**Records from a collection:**

'''

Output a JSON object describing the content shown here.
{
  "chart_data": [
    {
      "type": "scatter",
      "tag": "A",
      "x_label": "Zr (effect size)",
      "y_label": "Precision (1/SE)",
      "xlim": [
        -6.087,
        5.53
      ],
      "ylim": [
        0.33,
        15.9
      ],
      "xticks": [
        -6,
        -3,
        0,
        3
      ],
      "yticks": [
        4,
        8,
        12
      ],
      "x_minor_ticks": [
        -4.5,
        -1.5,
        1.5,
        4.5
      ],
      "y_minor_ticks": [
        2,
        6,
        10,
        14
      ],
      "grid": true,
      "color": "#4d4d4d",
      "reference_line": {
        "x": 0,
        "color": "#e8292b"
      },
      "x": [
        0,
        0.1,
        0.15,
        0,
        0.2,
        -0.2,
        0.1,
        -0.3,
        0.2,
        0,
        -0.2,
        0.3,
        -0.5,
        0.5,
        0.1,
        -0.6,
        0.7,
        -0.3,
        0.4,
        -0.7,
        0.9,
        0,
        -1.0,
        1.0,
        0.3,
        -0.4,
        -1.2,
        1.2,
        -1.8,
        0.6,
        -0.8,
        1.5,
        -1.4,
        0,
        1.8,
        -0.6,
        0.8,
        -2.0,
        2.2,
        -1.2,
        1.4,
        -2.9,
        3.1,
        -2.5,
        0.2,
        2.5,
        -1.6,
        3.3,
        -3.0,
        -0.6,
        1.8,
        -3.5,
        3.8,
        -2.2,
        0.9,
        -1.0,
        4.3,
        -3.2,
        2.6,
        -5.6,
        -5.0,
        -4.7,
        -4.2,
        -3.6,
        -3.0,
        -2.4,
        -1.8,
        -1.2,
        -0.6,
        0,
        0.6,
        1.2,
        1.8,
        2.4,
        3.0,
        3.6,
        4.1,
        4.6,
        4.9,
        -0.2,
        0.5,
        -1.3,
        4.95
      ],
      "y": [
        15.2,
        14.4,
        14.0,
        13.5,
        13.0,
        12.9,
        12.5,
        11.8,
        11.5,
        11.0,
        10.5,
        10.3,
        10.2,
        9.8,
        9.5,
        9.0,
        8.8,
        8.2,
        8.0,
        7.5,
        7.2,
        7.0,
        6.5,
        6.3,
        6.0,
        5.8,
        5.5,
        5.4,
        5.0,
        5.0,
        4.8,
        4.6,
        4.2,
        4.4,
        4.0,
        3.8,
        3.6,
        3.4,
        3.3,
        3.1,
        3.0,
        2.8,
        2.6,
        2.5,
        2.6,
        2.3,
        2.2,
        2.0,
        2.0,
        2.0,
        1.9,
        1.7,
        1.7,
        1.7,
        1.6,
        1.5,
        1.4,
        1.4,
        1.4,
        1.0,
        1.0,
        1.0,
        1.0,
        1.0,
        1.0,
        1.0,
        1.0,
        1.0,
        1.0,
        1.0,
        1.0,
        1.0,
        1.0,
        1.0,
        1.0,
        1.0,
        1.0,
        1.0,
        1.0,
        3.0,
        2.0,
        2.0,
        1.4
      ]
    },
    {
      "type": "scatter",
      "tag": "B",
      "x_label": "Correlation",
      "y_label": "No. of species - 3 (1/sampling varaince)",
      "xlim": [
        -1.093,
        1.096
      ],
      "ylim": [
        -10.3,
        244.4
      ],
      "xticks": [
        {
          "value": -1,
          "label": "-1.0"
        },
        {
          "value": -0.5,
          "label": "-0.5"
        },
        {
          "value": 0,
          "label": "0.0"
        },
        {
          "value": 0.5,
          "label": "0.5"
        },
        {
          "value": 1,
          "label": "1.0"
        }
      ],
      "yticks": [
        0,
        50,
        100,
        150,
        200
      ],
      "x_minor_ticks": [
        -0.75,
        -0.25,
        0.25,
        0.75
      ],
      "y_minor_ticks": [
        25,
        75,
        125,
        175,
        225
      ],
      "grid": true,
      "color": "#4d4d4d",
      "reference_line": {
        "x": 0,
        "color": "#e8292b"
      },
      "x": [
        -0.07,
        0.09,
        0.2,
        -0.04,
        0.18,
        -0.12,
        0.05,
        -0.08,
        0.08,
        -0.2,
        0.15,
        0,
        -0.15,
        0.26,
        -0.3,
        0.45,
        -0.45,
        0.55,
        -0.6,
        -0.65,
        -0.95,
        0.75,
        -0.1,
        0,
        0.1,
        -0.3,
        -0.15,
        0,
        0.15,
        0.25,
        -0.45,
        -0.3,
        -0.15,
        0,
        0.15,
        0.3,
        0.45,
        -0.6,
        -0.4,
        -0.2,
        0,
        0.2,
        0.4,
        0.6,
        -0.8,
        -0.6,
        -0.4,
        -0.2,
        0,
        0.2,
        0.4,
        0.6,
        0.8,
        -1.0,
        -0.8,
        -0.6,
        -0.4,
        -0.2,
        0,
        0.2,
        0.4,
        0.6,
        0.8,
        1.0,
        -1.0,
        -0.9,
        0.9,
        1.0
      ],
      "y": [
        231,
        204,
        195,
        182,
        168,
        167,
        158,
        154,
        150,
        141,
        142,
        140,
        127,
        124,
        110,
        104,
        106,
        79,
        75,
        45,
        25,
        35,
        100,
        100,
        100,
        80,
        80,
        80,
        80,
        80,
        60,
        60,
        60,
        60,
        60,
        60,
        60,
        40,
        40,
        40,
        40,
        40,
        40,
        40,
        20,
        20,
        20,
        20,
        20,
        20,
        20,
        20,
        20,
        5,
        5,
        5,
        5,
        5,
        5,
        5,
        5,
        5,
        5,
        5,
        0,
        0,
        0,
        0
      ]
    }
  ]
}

'''

**WRITTEN EXERCISE:** Copy out each record, keeping every word as it is.

**TASK OUTPUT:**
Output a JSON object describing the content shown here.
{
  "chart_data": [
    {
      "type": "scatter",
      "tag": "A",
      "x_label": "Zr (effect size)",
      "y_label": "Precision (1/SE)",
      "xlim": [
        -6.087,
        5.53
      ],
      "ylim": [
        0.33,
        15.9
      ],
      "xticks": [
        -6,
        -3,
        0,
        3
      ],
      "yticks": [
        4,
        8,
        12
      ],
      "x_minor_ticks": [
        -4.5,
        -1.5,
        1.5,
        4.5
      ],
      "y_minor_ticks": [
        2,
        6,
        10,
        14
      ],
      "grid": true,
      "color": "#4d4d4d",
      "reference_line": {
        "x": 0,
        "color": "#e8292b"
      },
      "x": [
        0,
        0.1,
        0.15,
        0,
        0.2,
        -0.2,
        0.1,
        -0.3,
        0.2,
        0,
        -0.2,
        0.3,
        -0.5,
        0.5,
        0.1,
        -0.6,
        0.7,
        -0.3,
        0.4,
        -0.7,
        0.9,
        0,
        -1.0,
        1.0,
        0.3,
        -0.4,
        -1.2,
        1.2,
        -1.8,
        0.6,
        -0.8,
        1.5,
        -1.4,
        0,
        1.8,
        -0.6,
        0.8,
        -2.0,
        2.2,
        -1.2,
        1.4,
        -2.9,
        3.1,
        -2.5,
        0.2,
        2.5,
        -1.6,
        3.3,
        -3.0,
        -0.6,
        1.8,
        -3.5,
        3.8,
        -2.2,
        0.9,
        -1.0,
        4.3,
        -3.2,
        2.6,
        -5.6,
        -5.0,
        -4.7,
        -4.2,
        -3.6,
        -3.0,
        -2.4,
        -1.8,
        -1.2,
        -0.6,
        0,
        0.6,
        1.2,
        1.8,
        2.4,
        3.0,
        3.6,
        4.1,
        4.6,
        4.9,
        -0.2,
        0.5,
        -1.3,
        4.95
      ],
      "y": [
        15.2,
        14.4,
        14.0,
        13.5,
        13.0,
        12.9,
        12.5,
        11.8,
        11.5,
        11.0,
        10.5,
        10.3,
        10.2,
        9.8,
        9.5,
        9.0,
        8.8,
        8.2,
        8.0,
        7.5,
        7.2,
        7.0,
        6.5,
        6.3,
        6.0,
        5.8,
        5.5,
        5.4,
        5.0,
        5.0,
        4.8,
        4.6,
        4.2,
        4.4,
        4.0,
        3.8,
        3.6,
        3.4,
        3.3,
        3.1,
        3.0,
        2.8,
        2.6,
        2.5,
        2.6,
        2.3,
        2.2,
        2.0,
        2.0,
        2.0,
        1.9,
        1.7,
        1.7,
        1.7,
        1.6,
        1.5,
        1.4,
        1.4,
        1.4,
        1.0,
        1.0,
        1.0,
        1.0,
        1.0,
        1.0,
        1.0,
        1.0,
        1.0,
        1.0,
        1.0,
        1.0,
        1.0,
        1.0,
        1.0,
        1.0,
        1.0,
        1.0,
        1.0,
        1.0,
        3.0,
        2.0,
        2.0,
        1.4
      ]
    },
    {
      "type": "scatter",
      "tag": "B",
      "x_label": "Correlation",
      "y_label": "No. of species - 3 (1/sampling varaince)",
      "xlim": [
        -1.093,
        1.096
      ],
      "ylim": [
        -10.3,
        244.4
      ],
      "xticks": [
        {
          "value": -1,
          "label": "-1.0"
        },
        {
          "value": -0.5,
          "label": "-0.5"
        },
        {
          "value": 0,
          "label": "0.0"
        },
        {
          "value": 0.5,
          "label": "0.5"
        },
        {
          "value": 1,
          "label": "1.0"
        }
      ],
      "yticks": [
        0,
        50,
        100,
        150,
        200
      ],
      "x_minor_ticks": [
        -0.75,
        -0.25,
        0.25,
        0.75
      ],
      "y_minor_ticks": [
        25,
        75,
        125,
        175,
        225
      ],
      "grid": true,
      "color": "#4d4d4d",
      "reference_line": {
        "x": 0,
        "color": "#e8292b"
      },
      "x": [
        -0.07,
        0.09,
        0.2,
        -0.04,
        0.18,
        -0.12,
        0.05,
        -0.08,
        0.08,
        -0.2,
        0.15,
        0,
        -0.15,
        0.26,
        -0.3,
        0.45,
        -0.45,
        0.55,
        -0.6,
        -0.65,
        -0.95,
        0.75,
        -0.1,
        0,
        0.1,
        -0.3,
        -0.15,
        0,
        0.15,
        0.25,
        -0.45,
        -0.3,
        -0.15,
        0,
        0.15,
        0.3,
        0.45,
        -0.6,
        -0.4,
        -0.2,
        0,
        0.2,
        0.4,
        0.6,
        -0.8,
        -0.6,
        -0.4,
        -0.2,
        0,
        0.2,
        0.4,
        0.6,
        0.8,
        -1.0,
        -0.8,
        -0.6,
        -0.4,
        -0.2,
        0,
        0.2,
        0.4,
        0.6,
        0.8,
        1.0,
        -1.0,
        -0.9,
        0.9,
        1.0
      ],
      "y": [
        231,
        204,
        195,
        182,
        168,
        167,
        158,
        154,
        150,
        141,
        142,
        140,
        127,
        124,
        110,
        104,
        106,
        79,
        75,
        45,
        25,
        35,
        100,
        100,
        100,
        80,
        80,
        80,
        80,
        80,
        60,
        60,
        60,
        60,
        60,
        60,
        60,
        40,
        40,
        40,
        40,
        40,
        40,
        40,
        20,
        20,
        20,
        20,
        20,
        20,
        20,
        20,
        20,
        5,
        5,
        5,
        5,
        5,
        5,
        5,
        5,
        5,
        5,
        5,
        0,
        0,
        0,
        0
      ]
    }
  ]
}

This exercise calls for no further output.